[Collected data]
○ ○ ○
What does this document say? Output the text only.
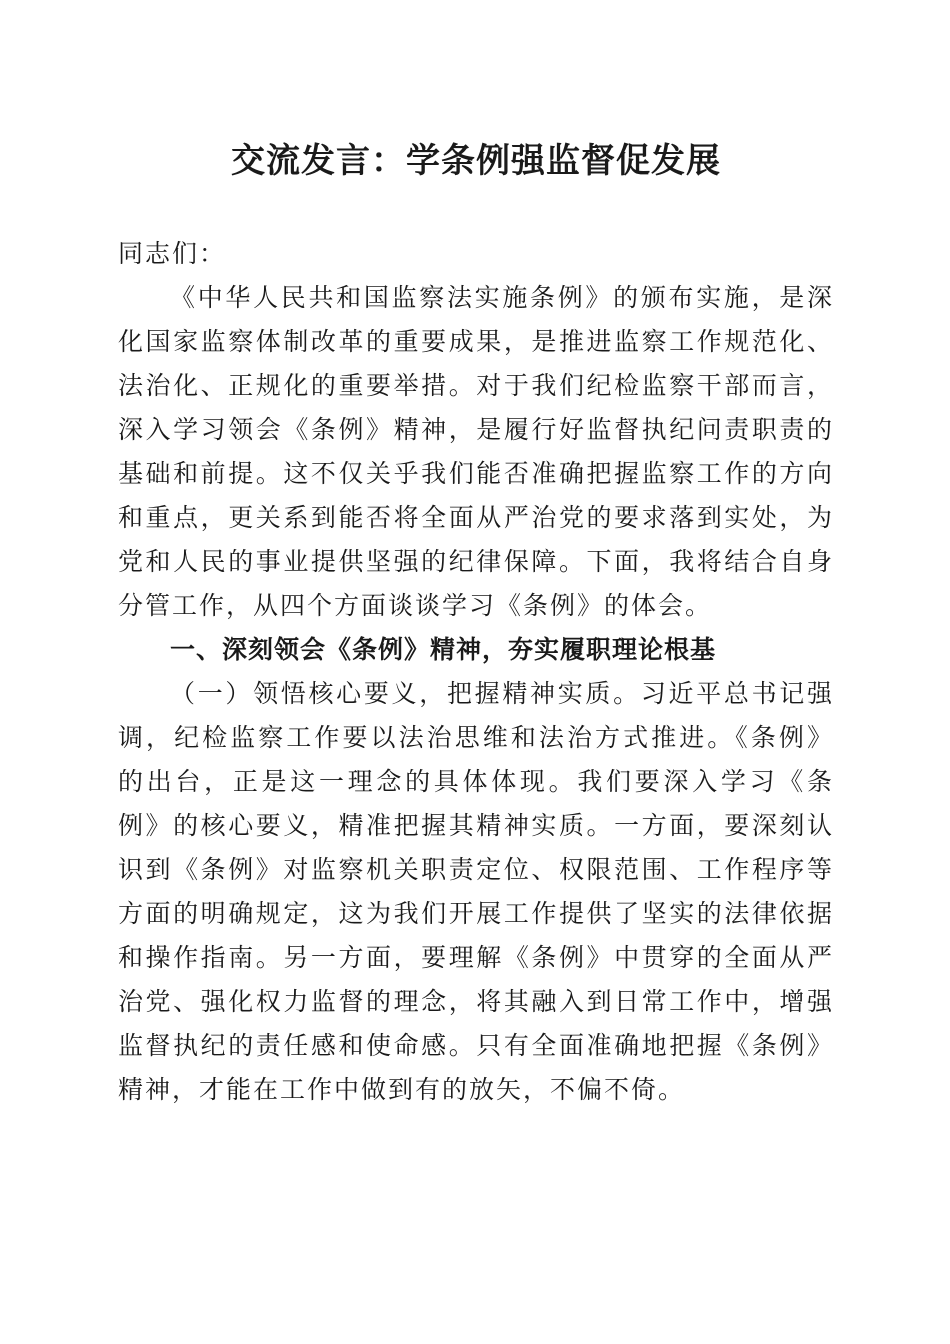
交流发言：学条例强监督促发展

同志们：

《中华人民共和国监察法实施条例》的颁布实施，是深化国家监察体制改革的重要成果，是推进监察工作规范化、法治化、正规化的重要举措。对于我们纪检监察干部而言，深入学习领会《条例》精神，是履行好监督执纪问责职责的基础和前提。这不仅关乎我们能否准确把握监察工作的方向和重点，更关系到能否将全面从严治党的要求落到实处，为党和人民的事业提供坚强的纪律保障。下面，我将结合自身分管工作，从四个方面谈谈学习《条例》的体会。

一、深刻领会《条例》精神，夯实履职理论根基

（一）领悟核心要义，把握精神实质。习近平总书记强调，纪检监察工作要以法治思维和法治方式推进。《条例》的出台，正是这一理念的具体体现。我们要深入学习《条例》的核心要义，精准把握其精神实质。一方面，要深刻认识到《条例》对监察机关职责定位、权限范围、工作程序等方面的明确规定，这为我们开展工作提供了坚实的法律依据和操作指南。另一方面，要理解《条例》中贯穿的全面从严治党、强化权力监督的理念，将其融入到日常工作中，增强监督执纪的责任感和使命感。只有全面准确地把握《条例》精神，才能在工作中做到有的放矢，不偏不倚。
○ ○ ○
Required work:
All records above are to be printed exactly, minus the pictures they contain.

Exercise output:
What does this document say? Output the text only.
交流发言：学条例强监督促发展

同志们：

《中华人民共和国监察法实施条例》的颁布实施，是深化国家监察体制改革的重要成果，是推进监察工作规范化、法治化、正规化的重要举措。对于我们纪检监察干部而言，深入学习领会《条例》精神，是履行好监督执纪问责职责的基础和前提。这不仅关乎我们能否准确把握监察工作的方向和重点，更关系到能否将全面从严治党的要求落到实处，为党和人民的事业提供坚强的纪律保障。下面，我将结合自身分管工作，从四个方面谈谈学习《条例》的体会。

一、深刻领会《条例》精神，夯实履职理论根基

（一）领悟核心要义，把握精神实质。习近平总书记强调，纪检监察工作要以法治思维和法治方式推进。《条例》的出台，正是这一理念的具体体现。我们要深入学习《条例》的核心要义，精准把握其精神实质。一方面，要深刻认识到《条例》对监察机关职责定位、权限范围、工作程序等方面的明确规定，这为我们开展工作提供了坚实的法律依据和操作指南。另一方面，要理解《条例》中贯穿的全面从严治党、强化权力监督的理念，将其融入到日常工作中，增强监督执纪的责任感和使命感。只有全面准确地把握《条例》精神，才能在工作中做到有的放矢，不偏不倚。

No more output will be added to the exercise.